**YOUR OBJECTIVE**
Wherever the string "JSON" appears in a line, extract that line.

**EXERCISE MATERIALS**

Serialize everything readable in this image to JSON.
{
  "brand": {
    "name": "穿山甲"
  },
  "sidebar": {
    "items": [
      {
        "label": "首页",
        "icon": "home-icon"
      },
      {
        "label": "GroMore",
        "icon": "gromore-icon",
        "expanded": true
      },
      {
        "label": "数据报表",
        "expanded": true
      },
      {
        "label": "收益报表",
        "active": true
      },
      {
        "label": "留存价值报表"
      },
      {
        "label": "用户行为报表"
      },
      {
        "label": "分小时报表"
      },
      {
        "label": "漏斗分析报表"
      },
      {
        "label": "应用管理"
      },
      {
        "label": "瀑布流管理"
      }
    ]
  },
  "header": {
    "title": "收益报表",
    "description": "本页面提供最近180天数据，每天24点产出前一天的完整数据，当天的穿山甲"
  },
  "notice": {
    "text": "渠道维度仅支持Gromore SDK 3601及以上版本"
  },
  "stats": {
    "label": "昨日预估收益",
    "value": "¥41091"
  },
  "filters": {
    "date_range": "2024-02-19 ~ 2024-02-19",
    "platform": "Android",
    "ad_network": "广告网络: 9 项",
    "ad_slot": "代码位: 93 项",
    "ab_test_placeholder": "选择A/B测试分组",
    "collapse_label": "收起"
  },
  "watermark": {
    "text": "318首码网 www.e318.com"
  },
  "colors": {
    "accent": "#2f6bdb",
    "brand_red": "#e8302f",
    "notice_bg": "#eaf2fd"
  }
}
* * *
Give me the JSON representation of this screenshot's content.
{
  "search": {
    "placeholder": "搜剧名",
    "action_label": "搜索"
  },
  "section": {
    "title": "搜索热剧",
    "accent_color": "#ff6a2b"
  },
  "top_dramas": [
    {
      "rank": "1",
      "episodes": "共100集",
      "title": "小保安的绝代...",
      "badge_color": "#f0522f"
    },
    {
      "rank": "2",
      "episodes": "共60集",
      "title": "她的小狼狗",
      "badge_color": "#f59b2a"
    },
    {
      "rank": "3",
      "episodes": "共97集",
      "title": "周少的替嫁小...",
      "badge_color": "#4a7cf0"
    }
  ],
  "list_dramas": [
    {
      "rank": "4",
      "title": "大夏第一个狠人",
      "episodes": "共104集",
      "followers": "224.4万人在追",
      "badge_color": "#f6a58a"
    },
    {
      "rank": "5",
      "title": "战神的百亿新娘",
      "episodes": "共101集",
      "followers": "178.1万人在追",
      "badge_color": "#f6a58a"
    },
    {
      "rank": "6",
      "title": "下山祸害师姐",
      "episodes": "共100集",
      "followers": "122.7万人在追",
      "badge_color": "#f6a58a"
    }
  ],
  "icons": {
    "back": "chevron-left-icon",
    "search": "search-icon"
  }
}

**THE REPLY**
Serialize everything readable in this image to JSON.
Give me the JSON representation of this screenshot's content.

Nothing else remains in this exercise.